# EXERCISE OBJECTIVE
Reproduce all the material exactly, minus any pictures it holds.

# SUPPLIED INFORMATION
◆ ◆ ◆ ◆
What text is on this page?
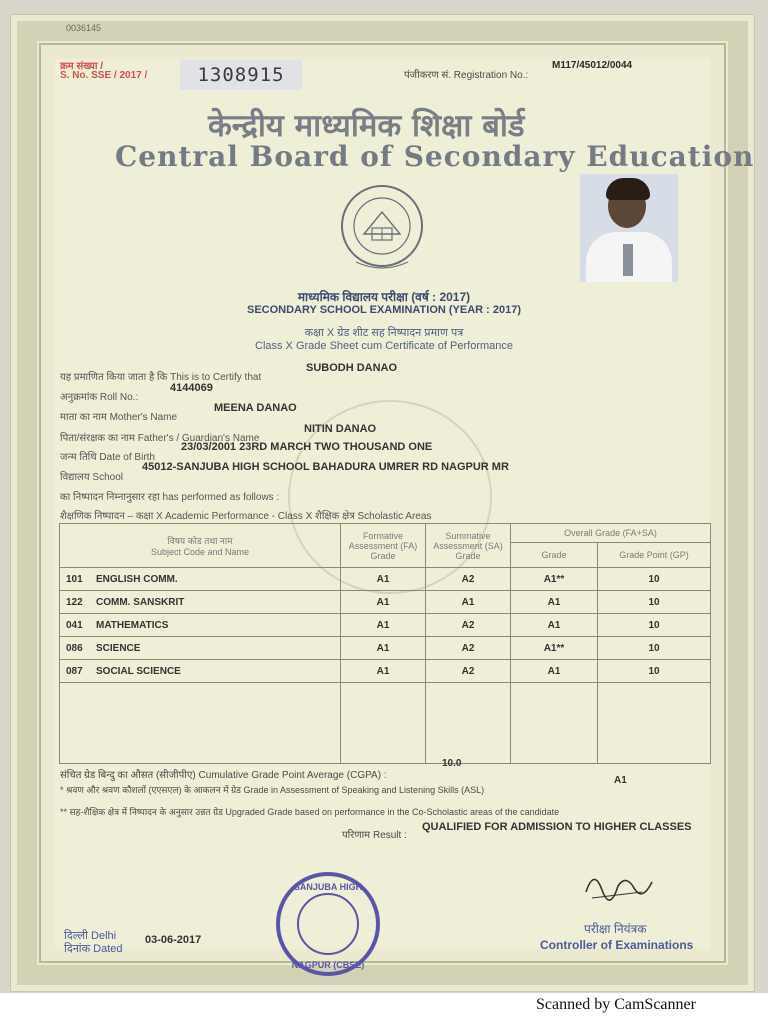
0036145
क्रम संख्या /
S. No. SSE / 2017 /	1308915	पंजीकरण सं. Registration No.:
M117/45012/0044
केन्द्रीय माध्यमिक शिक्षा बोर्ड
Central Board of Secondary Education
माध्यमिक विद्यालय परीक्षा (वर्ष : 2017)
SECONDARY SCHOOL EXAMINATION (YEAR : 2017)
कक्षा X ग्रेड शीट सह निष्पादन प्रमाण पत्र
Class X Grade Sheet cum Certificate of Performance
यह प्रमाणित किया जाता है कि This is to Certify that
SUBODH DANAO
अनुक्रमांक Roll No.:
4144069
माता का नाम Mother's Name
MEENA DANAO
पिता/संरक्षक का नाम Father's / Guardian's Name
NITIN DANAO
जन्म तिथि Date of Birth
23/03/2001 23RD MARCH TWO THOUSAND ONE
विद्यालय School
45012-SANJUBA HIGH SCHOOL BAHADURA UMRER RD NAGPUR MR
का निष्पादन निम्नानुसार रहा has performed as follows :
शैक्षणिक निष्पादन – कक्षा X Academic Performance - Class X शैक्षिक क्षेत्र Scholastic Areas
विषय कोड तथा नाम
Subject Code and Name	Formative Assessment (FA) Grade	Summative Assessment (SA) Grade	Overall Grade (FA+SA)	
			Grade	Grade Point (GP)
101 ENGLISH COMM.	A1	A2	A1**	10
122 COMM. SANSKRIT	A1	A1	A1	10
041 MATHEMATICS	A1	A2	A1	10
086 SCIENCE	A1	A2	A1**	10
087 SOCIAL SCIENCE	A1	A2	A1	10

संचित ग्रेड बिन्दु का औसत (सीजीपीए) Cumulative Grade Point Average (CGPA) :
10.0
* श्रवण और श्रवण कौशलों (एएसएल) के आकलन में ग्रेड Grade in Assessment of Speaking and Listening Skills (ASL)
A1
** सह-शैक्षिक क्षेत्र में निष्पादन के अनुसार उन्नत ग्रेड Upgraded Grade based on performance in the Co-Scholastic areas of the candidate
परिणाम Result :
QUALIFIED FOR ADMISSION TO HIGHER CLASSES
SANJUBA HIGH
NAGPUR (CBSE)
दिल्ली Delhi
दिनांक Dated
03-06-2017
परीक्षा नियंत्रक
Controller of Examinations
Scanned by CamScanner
◆ ◆ ◆ ◆
# EXERCISE RESULT
What text is on this page?
0036145
क्रम संख्या /
S. No. SSE / 2017 /	1308915	पंजीकरण सं. Registration No.:
M117/45012/0044
केन्द्रीय माध्यमिक शिक्षा बोर्ड
Central Board of Secondary Education
माध्यमिक विद्यालय परीक्षा (वर्ष : 2017)
SECONDARY SCHOOL EXAMINATION (YEAR : 2017)
कक्षा X ग्रेड शीट सह निष्पादन प्रमाण पत्र
Class X Grade Sheet cum Certificate of Performance
यह प्रमाणित किया जाता है कि This is to Certify that
SUBODH DANAO
अनुक्रमांक Roll No.:
4144069
माता का नाम Mother's Name
MEENA DANAO
पिता/संरक्षक का नाम Father's / Guardian's Name
NITIN DANAO
जन्म तिथि Date of Birth
23/03/2001 23RD MARCH TWO THOUSAND ONE
विद्यालय School
45012-SANJUBA HIGH SCHOOL BAHADURA UMRER RD NAGPUR MR
का निष्पादन निम्नानुसार रहा has performed as follows :
शैक्षणिक निष्पादन – कक्षा X Academic Performance - Class X शैक्षिक क्षेत्र Scholastic Areas
विषय कोड तथा नाम
Subject Code and Name	Formative Assessment (FA) Grade	Summative Assessment (SA) Grade	Overall Grade (FA+SA)	
			Grade	Grade Point (GP)
101 ENGLISH COMM.	A1	A2	A1**	10
122 COMM. SANSKRIT	A1	A1	A1	10
041 MATHEMATICS	A1	A2	A1	10
086 SCIENCE	A1	A2	A1**	10
087 SOCIAL SCIENCE	A1	A2	A1	10

संचित ग्रेड बिन्दु का औसत (सीजीपीए) Cumulative Grade Point Average (CGPA) :
10.0
* श्रवण और श्रवण कौशलों (एएसएल) के आकलन में ग्रेड Grade in Assessment of Speaking and Listening Skills (ASL)
A1
** सह-शैक्षिक क्षेत्र में निष्पादन के अनुसार उन्नत ग्रेड Upgraded Grade based on performance in the Co-Scholastic areas of the candidate
परिणाम Result :
QUALIFIED FOR ADMISSION TO HIGHER CLASSES
SANJUBA HIGH
NAGPUR (CBSE)
दिल्ली Delhi
दिनांक Dated
03-06-2017
परीक्षा नियंत्रक
Controller of Examinations
Scanned by CamScanner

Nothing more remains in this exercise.